PROBLEM REQUIREMENTS:
Return every line of the records below verbatim, with no pictures in the copy.

EXERCISE DATA:
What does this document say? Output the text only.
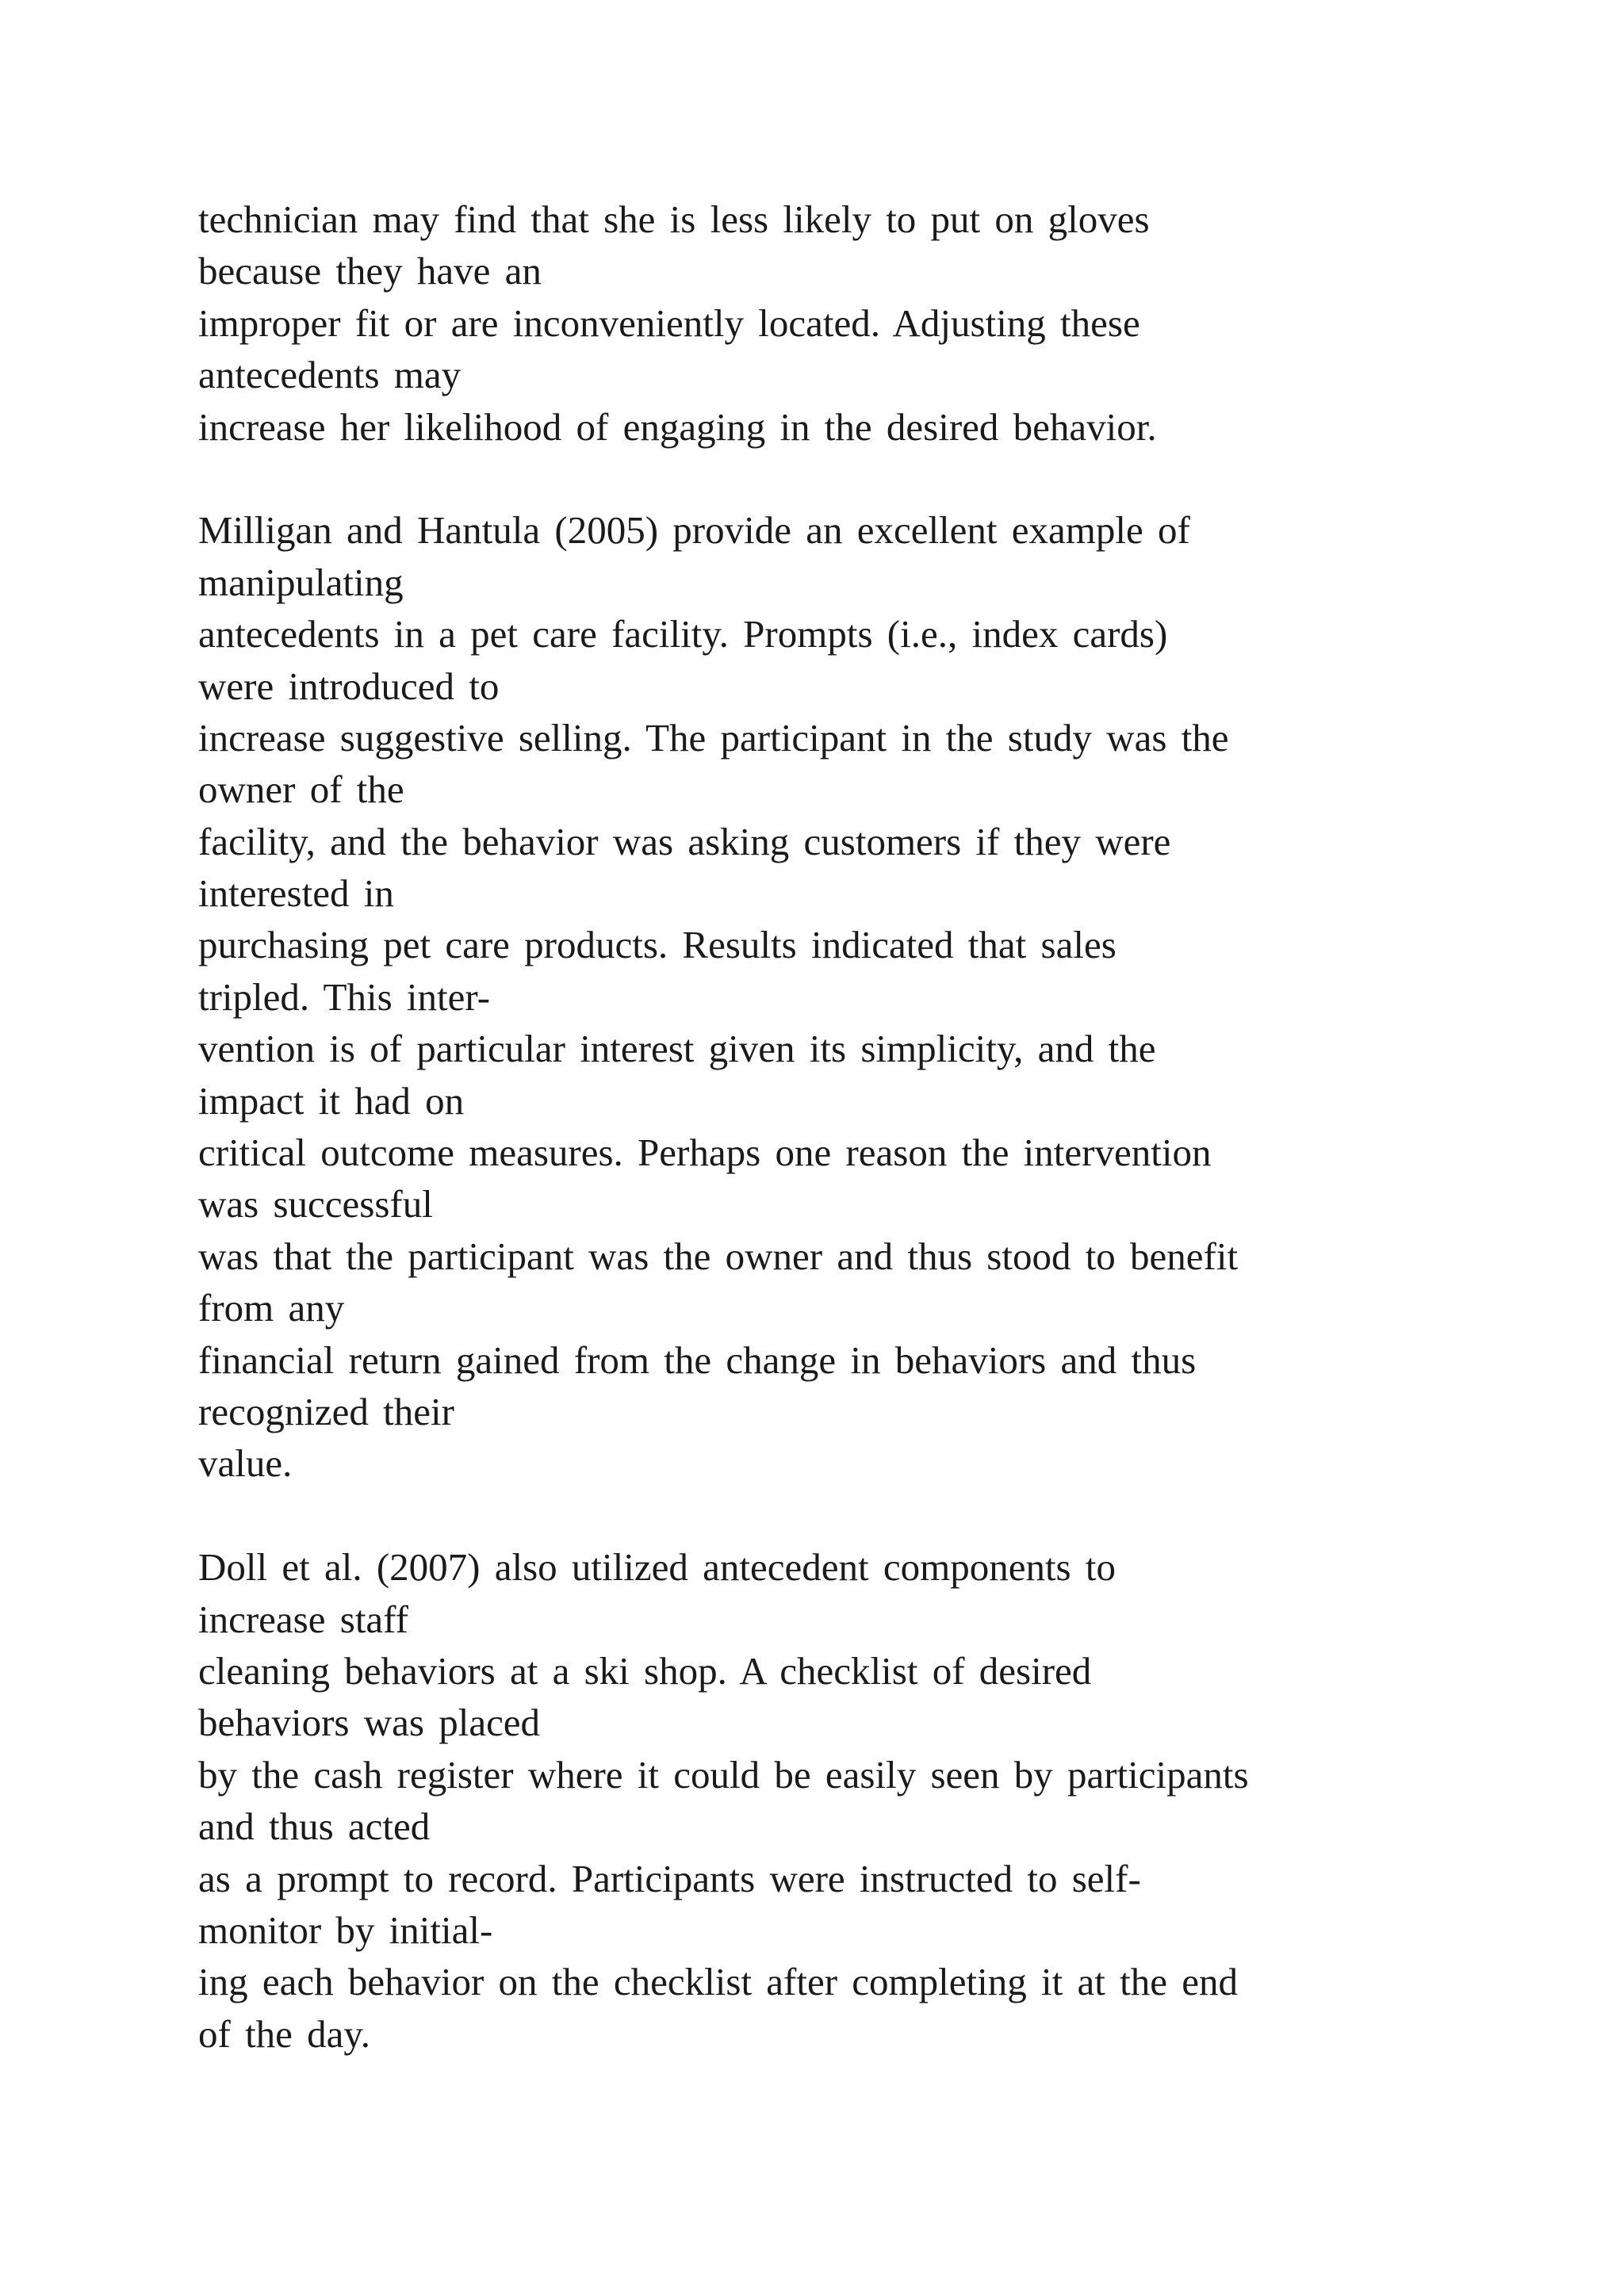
technician may find that she is less likely to put on gloves
because they have an
improper fit or are inconveniently located. Adjusting these
antecedents may
increase her likelihood of engaging in the desired behavior.
Milligan and Hantula (2005) provide an excellent example of
manipulating
antecedents in a pet care facility. Prompts (i.e., index cards)
were introduced to
increase suggestive selling. The participant in the study was the
owner of the
facility, and the behavior was asking customers if they were
interested in
purchasing pet care products. Results indicated that sales
tripled. This inter-
vention is of particular interest given its simplicity, and the
impact it had on
critical outcome measures. Perhaps one reason the intervention
was successful
was that the participant was the owner and thus stood to benefit
from any
financial return gained from the change in behaviors and thus
recognized their
value.
Doll et al. (2007) also utilized antecedent components to
increase staff
cleaning behaviors at a ski shop. A checklist of desired
behaviors was placed
by the cash register where it could be easily seen by participants
and thus acted
as a prompt to record. Participants were instructed to self-
monitor by initial-
ing each behavior on the checklist after completing it at the end
of the day.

RESPONSE BELOW:
What does this document say? Output the text only.
technician may find that she is less likely to put on gloves
because they have an
improper fit or are inconveniently located. Adjusting these
antecedents may
increase her likelihood of engaging in the desired behavior.
Milligan and Hantula (2005) provide an excellent example of
manipulating
antecedents in a pet care facility. Prompts (i.e., index cards)
were introduced to
increase suggestive selling. The participant in the study was the
owner of the
facility, and the behavior was asking customers if they were
interested in
purchasing pet care products. Results indicated that sales
tripled. This inter-
vention is of particular interest given its simplicity, and the
impact it had on
critical outcome measures. Perhaps one reason the intervention
was successful
was that the participant was the owner and thus stood to benefit
from any
financial return gained from the change in behaviors and thus
recognized their
value.
Doll et al. (2007) also utilized antecedent components to
increase staff
cleaning behaviors at a ski shop. A checklist of desired
behaviors was placed
by the cash register where it could be easily seen by participants
and thus acted
as a prompt to record. Participants were instructed to self-
monitor by initial-
ing each behavior on the checklist after completing it at the end
of the day.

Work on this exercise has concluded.